§ **Aim of the exercise**: Read through the records below and copy each line that uses the word "xlabel".

[Chart and figure data]
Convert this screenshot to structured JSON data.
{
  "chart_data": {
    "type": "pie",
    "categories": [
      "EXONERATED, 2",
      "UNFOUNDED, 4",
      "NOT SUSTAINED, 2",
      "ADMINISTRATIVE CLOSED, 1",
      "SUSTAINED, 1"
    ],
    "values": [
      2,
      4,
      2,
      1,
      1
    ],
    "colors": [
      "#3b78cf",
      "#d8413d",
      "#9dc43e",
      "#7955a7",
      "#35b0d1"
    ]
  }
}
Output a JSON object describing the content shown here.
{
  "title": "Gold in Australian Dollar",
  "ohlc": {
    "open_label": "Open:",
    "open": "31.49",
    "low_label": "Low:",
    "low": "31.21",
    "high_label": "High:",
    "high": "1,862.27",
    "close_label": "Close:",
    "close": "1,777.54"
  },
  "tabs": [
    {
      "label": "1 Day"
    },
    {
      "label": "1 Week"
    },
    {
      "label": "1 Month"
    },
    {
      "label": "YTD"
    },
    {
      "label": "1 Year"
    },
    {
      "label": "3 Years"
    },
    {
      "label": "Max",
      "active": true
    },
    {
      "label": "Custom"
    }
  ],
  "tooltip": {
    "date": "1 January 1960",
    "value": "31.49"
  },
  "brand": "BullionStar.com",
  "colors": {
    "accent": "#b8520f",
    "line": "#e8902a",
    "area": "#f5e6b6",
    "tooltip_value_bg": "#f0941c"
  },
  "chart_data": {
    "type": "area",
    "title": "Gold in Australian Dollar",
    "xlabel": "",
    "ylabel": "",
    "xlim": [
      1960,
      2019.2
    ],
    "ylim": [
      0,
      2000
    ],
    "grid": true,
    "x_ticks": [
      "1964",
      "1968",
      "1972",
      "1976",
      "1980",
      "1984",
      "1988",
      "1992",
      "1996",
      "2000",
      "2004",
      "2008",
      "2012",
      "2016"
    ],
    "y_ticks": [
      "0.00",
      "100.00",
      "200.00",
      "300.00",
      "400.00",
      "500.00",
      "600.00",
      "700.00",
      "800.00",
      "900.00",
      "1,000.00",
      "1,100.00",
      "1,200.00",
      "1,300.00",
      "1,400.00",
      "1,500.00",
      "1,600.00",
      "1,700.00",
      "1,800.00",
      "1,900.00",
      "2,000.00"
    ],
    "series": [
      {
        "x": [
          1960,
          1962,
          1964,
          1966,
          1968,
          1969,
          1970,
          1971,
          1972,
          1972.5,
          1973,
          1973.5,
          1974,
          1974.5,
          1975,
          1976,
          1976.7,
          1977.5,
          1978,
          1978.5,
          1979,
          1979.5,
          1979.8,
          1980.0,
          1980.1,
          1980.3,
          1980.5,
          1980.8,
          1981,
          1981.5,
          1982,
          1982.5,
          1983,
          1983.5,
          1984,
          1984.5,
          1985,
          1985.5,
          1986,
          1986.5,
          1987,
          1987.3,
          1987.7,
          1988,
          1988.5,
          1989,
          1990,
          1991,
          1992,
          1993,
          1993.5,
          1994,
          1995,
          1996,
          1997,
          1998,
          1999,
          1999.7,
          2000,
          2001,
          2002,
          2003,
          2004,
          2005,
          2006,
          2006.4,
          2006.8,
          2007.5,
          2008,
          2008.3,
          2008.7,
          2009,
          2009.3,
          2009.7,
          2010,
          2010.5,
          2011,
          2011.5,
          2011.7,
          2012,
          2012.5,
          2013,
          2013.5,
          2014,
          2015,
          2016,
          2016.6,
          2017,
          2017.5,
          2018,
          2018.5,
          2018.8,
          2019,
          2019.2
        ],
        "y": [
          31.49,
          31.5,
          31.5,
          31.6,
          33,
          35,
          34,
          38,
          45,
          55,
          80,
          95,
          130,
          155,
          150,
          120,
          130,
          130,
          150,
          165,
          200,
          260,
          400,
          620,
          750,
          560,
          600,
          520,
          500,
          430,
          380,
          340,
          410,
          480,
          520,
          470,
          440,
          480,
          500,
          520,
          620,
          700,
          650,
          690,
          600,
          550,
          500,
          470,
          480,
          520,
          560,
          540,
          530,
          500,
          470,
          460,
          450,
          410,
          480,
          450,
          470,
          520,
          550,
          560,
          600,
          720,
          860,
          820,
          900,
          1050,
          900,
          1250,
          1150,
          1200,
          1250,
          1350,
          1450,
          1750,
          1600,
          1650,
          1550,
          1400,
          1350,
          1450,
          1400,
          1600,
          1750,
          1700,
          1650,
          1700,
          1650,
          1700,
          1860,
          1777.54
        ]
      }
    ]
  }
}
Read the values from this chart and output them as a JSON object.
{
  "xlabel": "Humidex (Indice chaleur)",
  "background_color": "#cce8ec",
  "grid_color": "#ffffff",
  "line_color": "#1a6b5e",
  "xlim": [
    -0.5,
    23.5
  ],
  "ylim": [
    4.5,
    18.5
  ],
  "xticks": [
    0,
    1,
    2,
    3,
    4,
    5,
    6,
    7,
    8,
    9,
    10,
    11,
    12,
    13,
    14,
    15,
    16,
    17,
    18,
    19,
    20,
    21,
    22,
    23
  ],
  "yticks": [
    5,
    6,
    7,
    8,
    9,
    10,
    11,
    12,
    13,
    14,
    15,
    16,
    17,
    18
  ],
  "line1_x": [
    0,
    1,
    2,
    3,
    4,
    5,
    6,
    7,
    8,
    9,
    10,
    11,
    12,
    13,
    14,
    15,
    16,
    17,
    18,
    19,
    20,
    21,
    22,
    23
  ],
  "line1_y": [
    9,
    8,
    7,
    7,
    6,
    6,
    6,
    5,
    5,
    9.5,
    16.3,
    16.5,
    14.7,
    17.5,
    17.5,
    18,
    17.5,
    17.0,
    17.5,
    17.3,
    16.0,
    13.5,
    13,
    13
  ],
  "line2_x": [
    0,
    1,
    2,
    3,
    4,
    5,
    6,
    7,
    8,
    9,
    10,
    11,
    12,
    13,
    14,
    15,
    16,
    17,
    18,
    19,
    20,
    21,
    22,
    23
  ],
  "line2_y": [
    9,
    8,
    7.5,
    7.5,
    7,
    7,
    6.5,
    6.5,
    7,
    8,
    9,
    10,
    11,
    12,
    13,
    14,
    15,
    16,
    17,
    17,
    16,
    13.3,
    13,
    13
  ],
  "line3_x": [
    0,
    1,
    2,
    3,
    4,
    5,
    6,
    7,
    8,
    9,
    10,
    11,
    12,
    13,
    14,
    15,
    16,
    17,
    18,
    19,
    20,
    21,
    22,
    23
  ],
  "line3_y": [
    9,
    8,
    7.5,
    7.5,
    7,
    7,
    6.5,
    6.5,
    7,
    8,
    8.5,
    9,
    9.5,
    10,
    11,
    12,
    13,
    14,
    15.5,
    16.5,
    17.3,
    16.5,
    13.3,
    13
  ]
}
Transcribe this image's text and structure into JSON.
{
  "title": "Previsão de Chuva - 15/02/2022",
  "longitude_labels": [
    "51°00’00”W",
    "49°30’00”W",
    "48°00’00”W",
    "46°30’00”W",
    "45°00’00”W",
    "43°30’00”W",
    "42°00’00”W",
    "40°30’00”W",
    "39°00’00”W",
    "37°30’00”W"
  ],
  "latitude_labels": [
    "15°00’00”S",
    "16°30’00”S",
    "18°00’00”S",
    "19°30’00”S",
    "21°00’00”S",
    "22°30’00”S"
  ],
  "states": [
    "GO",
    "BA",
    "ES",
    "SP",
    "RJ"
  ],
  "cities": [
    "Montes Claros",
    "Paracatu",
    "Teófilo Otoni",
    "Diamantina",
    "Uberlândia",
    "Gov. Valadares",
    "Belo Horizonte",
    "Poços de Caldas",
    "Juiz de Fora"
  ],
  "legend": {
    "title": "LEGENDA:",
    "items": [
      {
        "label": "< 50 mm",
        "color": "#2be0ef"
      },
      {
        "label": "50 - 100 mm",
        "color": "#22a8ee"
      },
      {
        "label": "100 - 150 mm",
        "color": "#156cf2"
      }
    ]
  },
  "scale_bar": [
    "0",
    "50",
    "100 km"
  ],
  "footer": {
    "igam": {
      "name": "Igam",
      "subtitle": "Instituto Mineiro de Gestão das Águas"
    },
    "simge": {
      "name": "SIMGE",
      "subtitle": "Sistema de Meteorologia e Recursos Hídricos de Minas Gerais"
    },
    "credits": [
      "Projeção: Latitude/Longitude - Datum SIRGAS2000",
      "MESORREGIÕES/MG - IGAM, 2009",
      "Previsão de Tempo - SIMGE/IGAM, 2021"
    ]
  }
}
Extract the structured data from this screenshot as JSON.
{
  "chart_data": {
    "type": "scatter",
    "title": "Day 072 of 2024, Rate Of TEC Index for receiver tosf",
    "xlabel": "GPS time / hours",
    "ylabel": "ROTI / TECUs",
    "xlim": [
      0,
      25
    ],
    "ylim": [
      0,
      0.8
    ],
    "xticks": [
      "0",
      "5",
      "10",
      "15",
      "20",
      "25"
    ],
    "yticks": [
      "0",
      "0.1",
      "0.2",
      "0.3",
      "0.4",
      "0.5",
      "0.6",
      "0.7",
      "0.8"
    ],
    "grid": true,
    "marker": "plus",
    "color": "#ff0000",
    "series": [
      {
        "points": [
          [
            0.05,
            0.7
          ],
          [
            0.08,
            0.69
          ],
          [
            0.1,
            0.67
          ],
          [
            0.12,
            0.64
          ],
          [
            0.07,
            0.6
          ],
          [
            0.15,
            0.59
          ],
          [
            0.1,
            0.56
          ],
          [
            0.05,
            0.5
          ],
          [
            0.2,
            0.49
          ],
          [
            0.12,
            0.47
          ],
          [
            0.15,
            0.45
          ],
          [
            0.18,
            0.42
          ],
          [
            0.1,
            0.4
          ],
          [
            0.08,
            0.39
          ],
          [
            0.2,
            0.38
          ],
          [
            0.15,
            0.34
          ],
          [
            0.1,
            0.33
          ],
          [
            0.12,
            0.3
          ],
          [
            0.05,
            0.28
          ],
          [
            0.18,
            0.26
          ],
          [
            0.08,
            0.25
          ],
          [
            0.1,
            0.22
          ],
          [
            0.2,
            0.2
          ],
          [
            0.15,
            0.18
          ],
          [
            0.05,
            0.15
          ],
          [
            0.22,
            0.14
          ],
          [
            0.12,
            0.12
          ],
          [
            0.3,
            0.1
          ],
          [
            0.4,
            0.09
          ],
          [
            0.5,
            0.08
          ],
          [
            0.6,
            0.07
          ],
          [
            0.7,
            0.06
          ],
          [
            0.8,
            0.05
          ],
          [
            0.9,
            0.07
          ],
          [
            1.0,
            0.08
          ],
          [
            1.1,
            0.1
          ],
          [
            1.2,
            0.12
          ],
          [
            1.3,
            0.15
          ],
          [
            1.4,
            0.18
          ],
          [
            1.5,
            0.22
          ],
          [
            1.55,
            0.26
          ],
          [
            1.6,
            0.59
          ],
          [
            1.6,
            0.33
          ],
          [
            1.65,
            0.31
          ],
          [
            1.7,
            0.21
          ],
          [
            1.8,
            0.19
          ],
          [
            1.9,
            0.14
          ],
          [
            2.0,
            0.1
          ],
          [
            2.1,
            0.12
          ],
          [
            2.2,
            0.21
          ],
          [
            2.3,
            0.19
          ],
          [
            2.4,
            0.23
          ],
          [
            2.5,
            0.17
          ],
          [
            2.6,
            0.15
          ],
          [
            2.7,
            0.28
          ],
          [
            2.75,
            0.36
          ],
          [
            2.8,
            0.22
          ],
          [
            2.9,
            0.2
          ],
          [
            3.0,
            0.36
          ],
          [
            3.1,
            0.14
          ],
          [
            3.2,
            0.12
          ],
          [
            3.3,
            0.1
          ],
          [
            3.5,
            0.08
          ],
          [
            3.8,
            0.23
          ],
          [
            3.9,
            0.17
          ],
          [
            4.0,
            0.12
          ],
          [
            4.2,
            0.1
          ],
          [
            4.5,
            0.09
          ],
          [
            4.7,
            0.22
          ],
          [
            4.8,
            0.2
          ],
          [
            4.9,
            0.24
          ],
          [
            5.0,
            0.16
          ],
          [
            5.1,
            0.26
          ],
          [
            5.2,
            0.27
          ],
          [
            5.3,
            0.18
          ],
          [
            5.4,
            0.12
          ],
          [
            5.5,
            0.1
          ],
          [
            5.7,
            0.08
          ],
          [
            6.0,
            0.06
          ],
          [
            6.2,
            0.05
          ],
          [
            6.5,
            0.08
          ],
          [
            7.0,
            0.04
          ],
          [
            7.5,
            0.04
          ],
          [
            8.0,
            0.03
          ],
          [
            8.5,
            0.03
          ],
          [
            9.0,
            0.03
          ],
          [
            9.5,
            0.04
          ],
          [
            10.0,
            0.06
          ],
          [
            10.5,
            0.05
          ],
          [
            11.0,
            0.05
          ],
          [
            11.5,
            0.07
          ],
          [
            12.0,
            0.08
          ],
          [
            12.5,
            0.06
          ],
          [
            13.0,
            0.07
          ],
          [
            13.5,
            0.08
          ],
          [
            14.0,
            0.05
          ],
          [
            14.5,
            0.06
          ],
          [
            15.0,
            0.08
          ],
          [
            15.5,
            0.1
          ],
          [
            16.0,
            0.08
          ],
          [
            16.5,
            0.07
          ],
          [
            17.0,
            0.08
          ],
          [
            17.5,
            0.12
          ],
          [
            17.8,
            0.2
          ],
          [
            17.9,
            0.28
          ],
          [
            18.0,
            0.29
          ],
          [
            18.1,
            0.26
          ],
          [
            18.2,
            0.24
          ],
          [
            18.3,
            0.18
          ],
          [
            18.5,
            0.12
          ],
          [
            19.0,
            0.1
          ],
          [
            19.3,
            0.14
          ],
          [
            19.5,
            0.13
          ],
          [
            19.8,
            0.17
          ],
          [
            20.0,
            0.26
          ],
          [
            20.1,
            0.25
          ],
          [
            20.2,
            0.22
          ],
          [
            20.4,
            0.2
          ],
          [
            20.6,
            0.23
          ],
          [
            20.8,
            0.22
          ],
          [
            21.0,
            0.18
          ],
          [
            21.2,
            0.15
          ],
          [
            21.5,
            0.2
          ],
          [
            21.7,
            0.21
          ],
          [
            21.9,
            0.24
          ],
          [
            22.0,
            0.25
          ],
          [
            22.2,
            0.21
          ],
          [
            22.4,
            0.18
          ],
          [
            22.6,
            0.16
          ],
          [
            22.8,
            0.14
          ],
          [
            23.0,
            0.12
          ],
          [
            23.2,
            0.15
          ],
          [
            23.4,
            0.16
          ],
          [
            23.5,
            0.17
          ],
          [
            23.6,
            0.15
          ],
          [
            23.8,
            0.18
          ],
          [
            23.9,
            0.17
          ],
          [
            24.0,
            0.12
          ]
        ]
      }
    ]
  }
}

§ **Solved problem**:
    "xlabel": "",
  "xlabel": "Humidex (Indice chaleur)",
    "xlabel": "GPS time / hours",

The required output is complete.